> Instructions to follow:
Give the number of lines that include the string "органами", nothing more.

> Records provided:
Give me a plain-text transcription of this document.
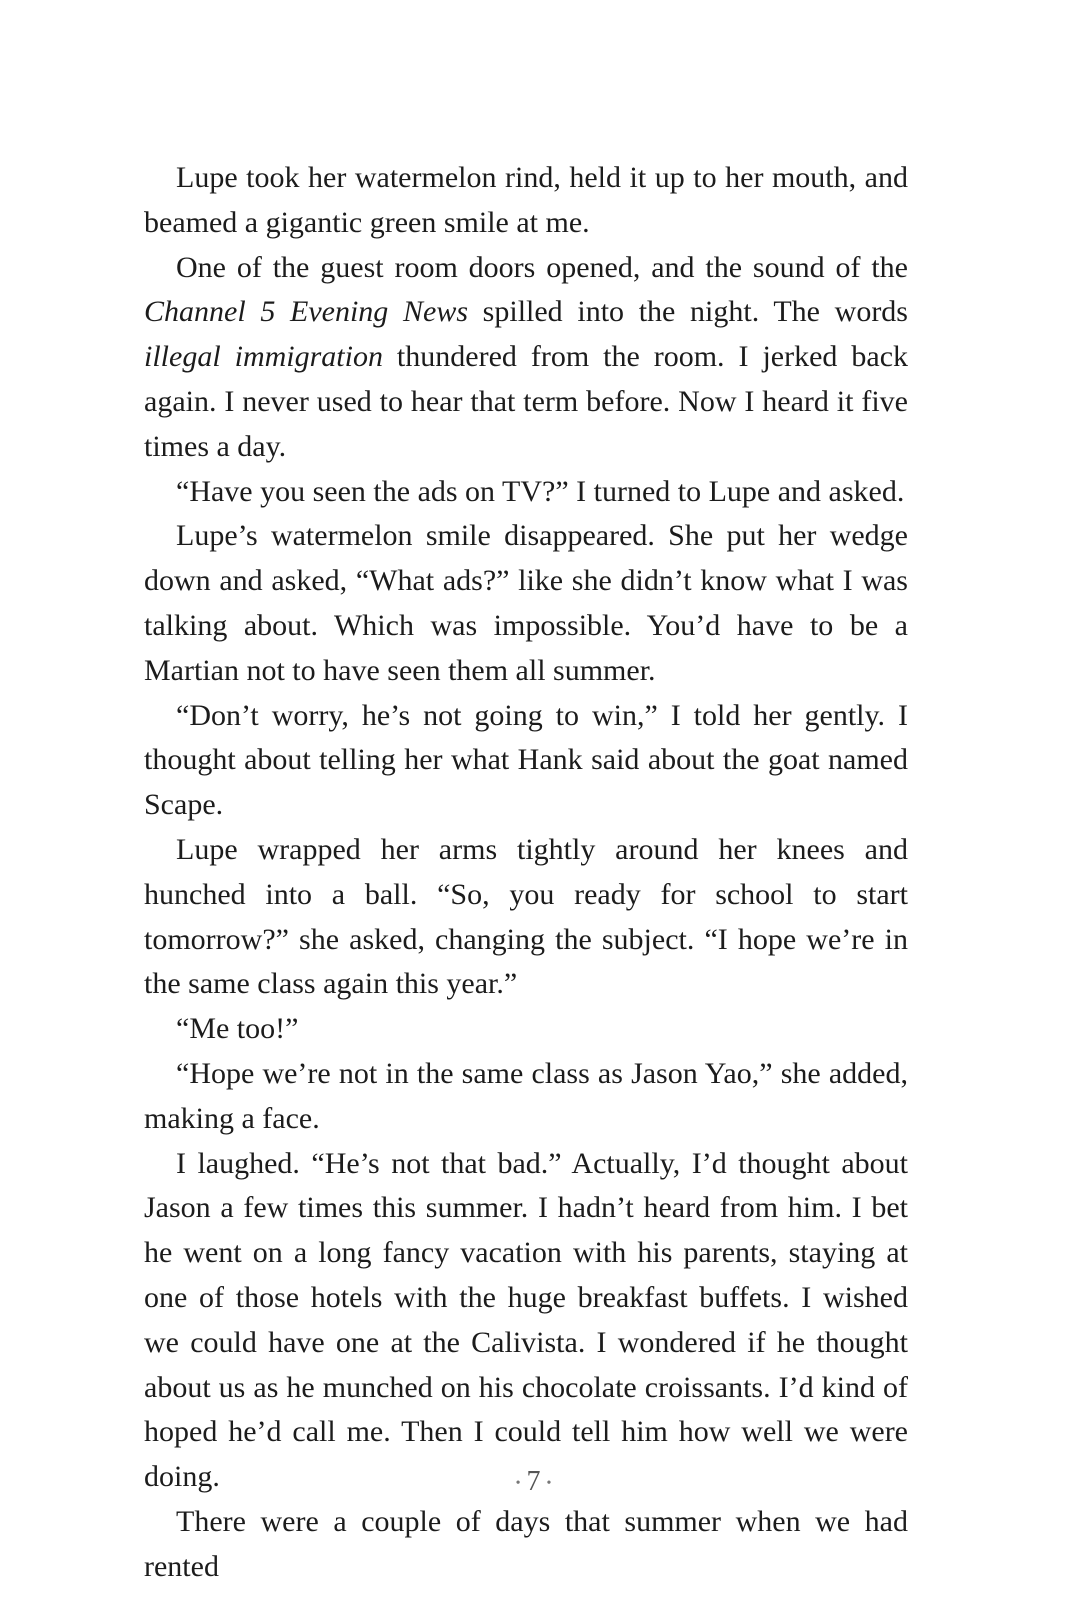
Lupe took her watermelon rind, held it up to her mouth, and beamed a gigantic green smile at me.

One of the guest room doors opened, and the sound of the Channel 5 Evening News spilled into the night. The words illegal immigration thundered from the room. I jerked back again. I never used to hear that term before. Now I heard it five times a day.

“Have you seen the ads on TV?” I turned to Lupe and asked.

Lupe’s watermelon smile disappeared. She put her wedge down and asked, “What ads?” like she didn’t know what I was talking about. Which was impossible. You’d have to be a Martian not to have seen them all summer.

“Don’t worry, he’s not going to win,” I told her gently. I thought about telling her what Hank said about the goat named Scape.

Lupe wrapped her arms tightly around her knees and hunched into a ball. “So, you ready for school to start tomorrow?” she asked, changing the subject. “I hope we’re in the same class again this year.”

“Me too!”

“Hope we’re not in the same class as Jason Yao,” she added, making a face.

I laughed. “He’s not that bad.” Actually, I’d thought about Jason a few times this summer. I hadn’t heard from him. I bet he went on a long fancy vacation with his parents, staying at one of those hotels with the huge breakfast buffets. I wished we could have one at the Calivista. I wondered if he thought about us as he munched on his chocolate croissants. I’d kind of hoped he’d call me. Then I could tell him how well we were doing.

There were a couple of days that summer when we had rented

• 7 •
* * *
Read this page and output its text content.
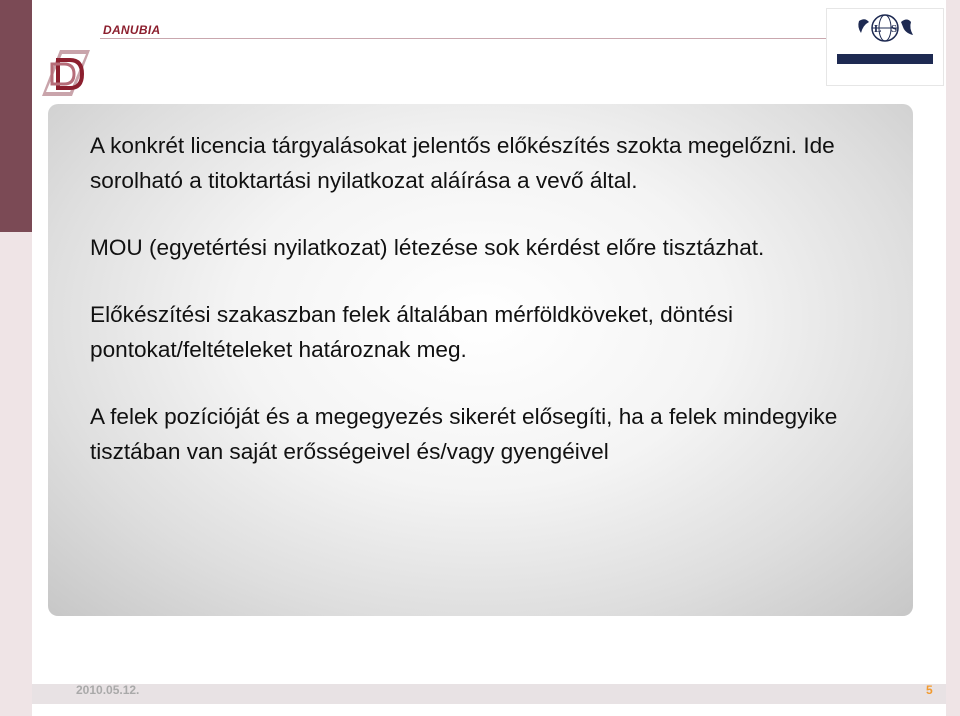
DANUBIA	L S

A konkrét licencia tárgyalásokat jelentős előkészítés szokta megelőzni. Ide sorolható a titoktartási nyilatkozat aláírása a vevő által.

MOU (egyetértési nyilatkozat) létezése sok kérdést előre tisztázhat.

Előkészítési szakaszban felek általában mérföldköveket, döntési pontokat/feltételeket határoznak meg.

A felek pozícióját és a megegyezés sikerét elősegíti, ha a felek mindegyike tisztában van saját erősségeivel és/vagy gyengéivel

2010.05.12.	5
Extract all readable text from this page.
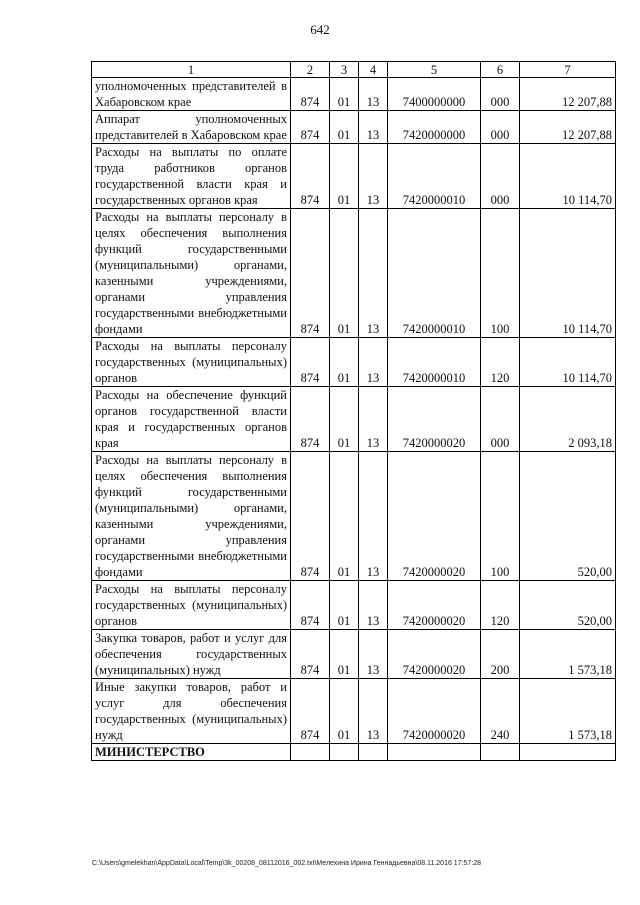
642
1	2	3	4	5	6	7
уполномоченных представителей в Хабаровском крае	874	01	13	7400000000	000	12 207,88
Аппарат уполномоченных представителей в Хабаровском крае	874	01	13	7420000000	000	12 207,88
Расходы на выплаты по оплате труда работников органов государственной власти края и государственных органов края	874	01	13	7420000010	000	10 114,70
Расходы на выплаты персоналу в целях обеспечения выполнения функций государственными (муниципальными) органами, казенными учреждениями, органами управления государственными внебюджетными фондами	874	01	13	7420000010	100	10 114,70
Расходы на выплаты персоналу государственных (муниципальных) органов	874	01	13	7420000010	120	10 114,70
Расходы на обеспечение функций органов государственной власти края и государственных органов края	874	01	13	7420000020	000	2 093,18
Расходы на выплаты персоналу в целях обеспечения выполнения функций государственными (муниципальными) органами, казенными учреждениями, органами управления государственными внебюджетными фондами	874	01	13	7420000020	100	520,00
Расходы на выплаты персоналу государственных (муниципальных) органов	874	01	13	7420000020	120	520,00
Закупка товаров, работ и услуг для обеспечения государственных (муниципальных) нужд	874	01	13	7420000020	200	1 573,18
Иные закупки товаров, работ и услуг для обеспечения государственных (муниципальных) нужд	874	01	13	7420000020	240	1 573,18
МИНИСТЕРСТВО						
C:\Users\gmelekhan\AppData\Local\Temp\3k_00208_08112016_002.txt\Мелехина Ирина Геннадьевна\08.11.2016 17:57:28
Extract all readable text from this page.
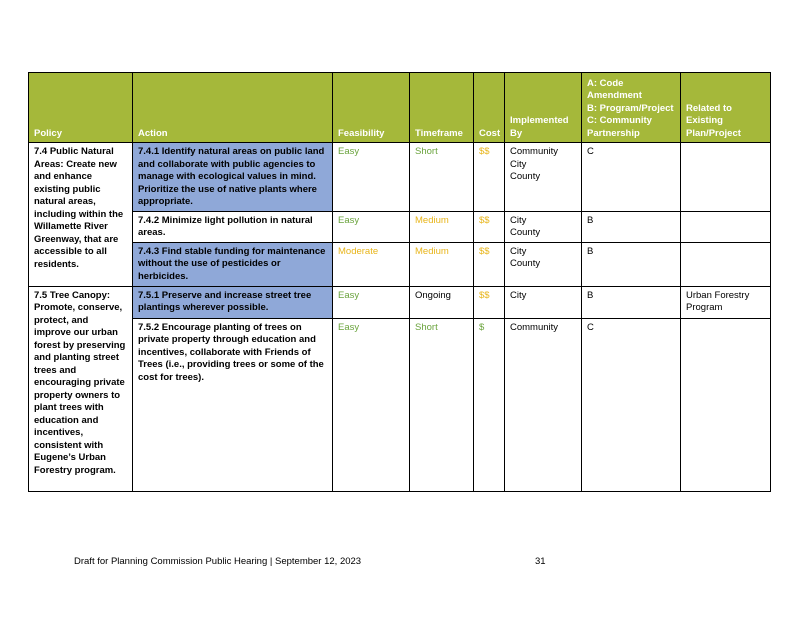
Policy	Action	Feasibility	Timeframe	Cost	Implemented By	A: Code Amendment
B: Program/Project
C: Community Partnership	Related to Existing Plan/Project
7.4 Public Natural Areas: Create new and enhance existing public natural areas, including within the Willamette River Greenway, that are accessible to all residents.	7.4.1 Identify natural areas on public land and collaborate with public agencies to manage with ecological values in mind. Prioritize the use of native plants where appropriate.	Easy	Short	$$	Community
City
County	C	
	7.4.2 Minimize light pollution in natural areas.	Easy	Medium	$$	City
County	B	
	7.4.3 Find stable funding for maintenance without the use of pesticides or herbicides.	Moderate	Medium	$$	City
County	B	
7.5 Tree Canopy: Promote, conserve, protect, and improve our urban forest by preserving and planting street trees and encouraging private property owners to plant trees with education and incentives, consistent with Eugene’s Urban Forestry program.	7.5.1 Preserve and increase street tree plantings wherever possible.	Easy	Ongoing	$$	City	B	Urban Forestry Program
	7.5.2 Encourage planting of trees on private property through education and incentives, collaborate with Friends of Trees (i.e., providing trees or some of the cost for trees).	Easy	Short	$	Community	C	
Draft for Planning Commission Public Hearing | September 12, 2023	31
--
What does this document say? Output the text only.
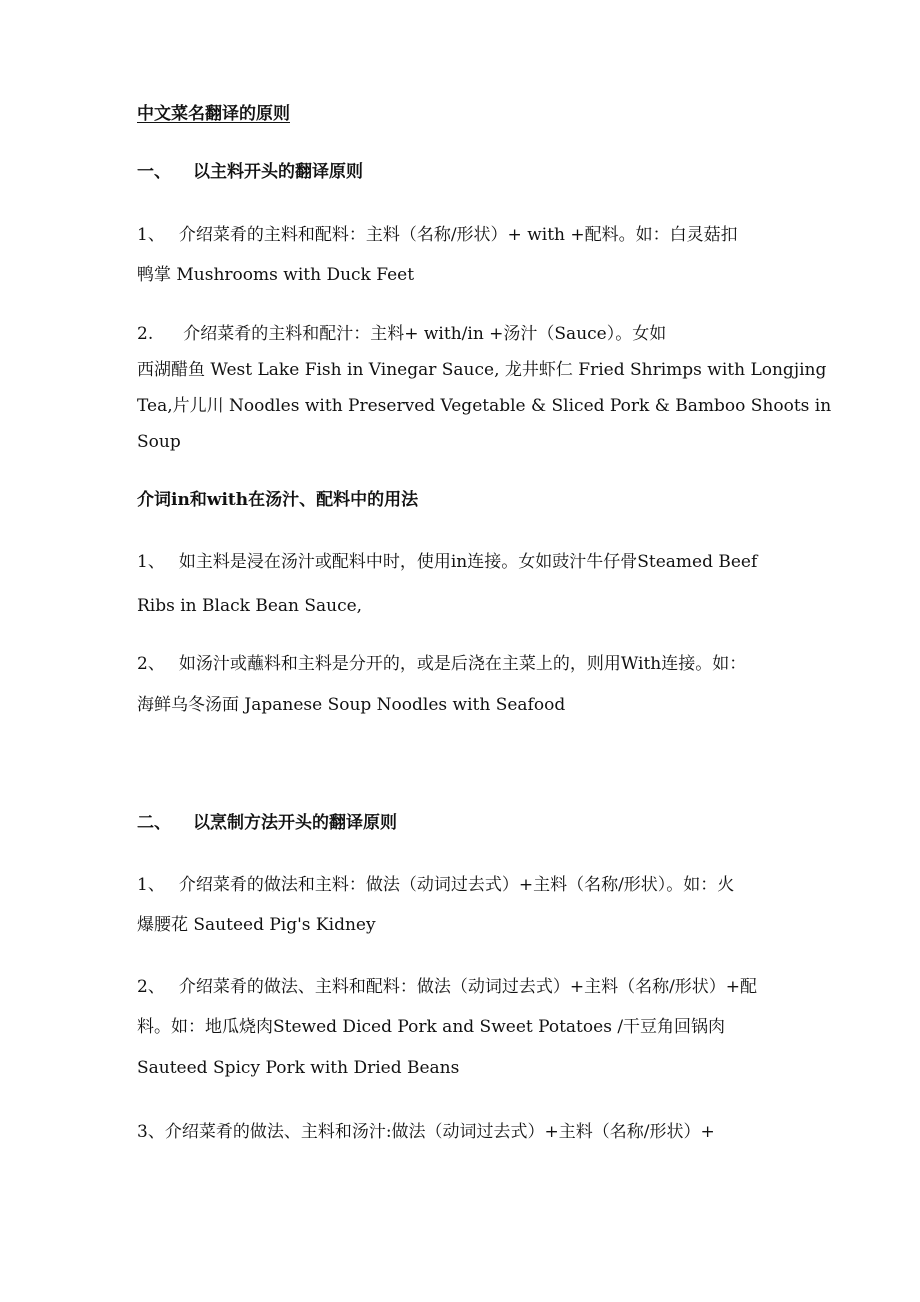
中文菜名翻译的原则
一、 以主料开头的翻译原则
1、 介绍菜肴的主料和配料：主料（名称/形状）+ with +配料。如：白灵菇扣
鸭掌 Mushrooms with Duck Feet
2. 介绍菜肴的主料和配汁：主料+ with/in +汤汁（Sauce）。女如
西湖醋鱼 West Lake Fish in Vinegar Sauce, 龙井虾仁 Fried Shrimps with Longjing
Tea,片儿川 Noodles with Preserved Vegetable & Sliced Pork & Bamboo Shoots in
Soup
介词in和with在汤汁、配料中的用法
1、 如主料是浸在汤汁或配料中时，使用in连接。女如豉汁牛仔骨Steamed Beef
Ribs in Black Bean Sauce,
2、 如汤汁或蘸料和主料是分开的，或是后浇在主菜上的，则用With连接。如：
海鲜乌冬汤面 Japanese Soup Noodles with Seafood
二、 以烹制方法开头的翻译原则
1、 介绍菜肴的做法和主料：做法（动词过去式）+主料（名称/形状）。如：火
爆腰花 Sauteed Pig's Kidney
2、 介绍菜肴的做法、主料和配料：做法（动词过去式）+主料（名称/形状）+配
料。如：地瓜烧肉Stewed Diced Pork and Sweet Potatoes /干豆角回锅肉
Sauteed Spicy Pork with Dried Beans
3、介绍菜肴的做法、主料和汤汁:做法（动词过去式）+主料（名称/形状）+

> The output:
2